__Exercise goal__. Output every record word for word.

(Extracted data entries)
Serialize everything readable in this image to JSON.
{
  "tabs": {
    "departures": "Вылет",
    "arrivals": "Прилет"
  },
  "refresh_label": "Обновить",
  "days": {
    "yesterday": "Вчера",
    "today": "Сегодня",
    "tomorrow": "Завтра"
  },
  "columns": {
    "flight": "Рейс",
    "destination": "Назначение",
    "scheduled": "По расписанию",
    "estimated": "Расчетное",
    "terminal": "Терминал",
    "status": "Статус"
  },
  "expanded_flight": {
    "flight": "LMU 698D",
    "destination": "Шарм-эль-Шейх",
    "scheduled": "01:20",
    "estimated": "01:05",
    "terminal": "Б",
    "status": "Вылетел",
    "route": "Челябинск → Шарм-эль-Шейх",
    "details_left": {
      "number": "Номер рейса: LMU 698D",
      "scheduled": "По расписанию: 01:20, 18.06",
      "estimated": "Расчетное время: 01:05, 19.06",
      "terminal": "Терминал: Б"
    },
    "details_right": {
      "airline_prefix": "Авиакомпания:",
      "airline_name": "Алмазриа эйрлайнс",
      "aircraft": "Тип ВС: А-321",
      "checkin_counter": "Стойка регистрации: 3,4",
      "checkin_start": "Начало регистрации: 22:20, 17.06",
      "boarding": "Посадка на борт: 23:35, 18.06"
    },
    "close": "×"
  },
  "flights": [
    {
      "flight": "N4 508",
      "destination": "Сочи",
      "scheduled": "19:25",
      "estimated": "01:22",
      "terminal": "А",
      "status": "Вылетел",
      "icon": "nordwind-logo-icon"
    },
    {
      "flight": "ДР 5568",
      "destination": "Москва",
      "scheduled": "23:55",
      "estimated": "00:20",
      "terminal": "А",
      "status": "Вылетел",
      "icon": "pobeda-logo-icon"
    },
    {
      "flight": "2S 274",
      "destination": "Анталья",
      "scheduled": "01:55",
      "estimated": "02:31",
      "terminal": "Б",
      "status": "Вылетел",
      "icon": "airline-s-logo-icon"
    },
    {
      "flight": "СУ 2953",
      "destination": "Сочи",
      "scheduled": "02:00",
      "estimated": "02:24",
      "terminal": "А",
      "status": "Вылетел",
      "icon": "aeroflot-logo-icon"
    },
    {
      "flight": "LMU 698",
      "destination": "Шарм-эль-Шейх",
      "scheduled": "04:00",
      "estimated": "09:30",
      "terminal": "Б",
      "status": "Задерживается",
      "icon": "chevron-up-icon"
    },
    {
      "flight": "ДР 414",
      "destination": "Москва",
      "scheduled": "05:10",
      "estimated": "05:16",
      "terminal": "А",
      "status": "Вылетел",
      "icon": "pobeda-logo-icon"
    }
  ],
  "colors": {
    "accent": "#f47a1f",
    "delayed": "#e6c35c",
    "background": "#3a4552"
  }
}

__Task solution__.
Serialize everything readable in this image to JSON.
{
  "tabs": {
    "departures": "Вылет",
    "arrivals": "Прилет"
  },
  "refresh_label": "Обновить",
  "days": {
    "yesterday": "Вчера",
    "today": "Сегодня",
    "tomorrow": "Завтра"
  },
  "columns": {
    "flight": "Рейс",
    "destination": "Назначение",
    "scheduled": "По расписанию",
    "estimated": "Расчетное",
    "terminal": "Терминал",
    "status": "Статус"
  },
  "expanded_flight": {
    "flight": "LMU 698D",
    "destination": "Шарм-эль-Шейх",
    "scheduled": "01:20",
    "estimated": "01:05",
    "terminal": "Б",
    "status": "Вылетел",
    "route": "Челябинск → Шарм-эль-Шейх",
    "details_left": {
      "number": "Номер рейса: LMU 698D",
      "scheduled": "По расписанию: 01:20, 18.06",
      "estimated": "Расчетное время: 01:05, 19.06",
      "terminal": "Терминал: Б"
    },
    "details_right": {
      "airline_prefix": "Авиакомпания:",
      "airline_name": "Алмазриа эйрлайнс",
      "aircraft": "Тип ВС: А-321",
      "checkin_counter": "Стойка регистрации: 3,4",
      "checkin_start": "Начало регистрации: 22:20, 17.06",
      "boarding": "Посадка на борт: 23:35, 18.06"
    },
    "close": "×"
  },
  "flights": [
    {
      "flight": "N4 508",
      "destination": "Сочи",
      "scheduled": "19:25",
      "estimated": "01:22",
      "terminal": "А",
      "status": "Вылетел",
      "icon": "nordwind-logo-icon"
    },
    {
      "flight": "ДР 5568",
      "destination": "Москва",
      "scheduled": "23:55",
      "estimated": "00:20",
      "terminal": "А",
      "status": "Вылетел",
      "icon": "pobeda-logo-icon"
    },
    {
      "flight": "2S 274",
      "destination": "Анталья",
      "scheduled": "01:55",
      "estimated": "02:31",
      "terminal": "Б",
      "status": "Вылетел",
      "icon": "airline-s-logo-icon"
    },
    {
      "flight": "СУ 2953",
      "destination": "Сочи",
      "scheduled": "02:00",
      "estimated": "02:24",
      "terminal": "А",
      "status": "Вылетел",
      "icon": "aeroflot-logo-icon"
    },
    {
      "flight": "LMU 698",
      "destination": "Шарм-эль-Шейх",
      "scheduled": "04:00",
      "estimated": "09:30",
      "terminal": "Б",
      "status": "Задерживается",
      "icon": "chevron-up-icon"
    },
    {
      "flight": "ДР 414",
      "destination": "Москва",
      "scheduled": "05:10",
      "estimated": "05:16",
      "terminal": "А",
      "status": "Вылетел",
      "icon": "pobeda-logo-icon"
    }
  ],
  "colors": {
    "accent": "#f47a1f",
    "delayed": "#e6c35c",
    "background": "#3a4552"
  }
}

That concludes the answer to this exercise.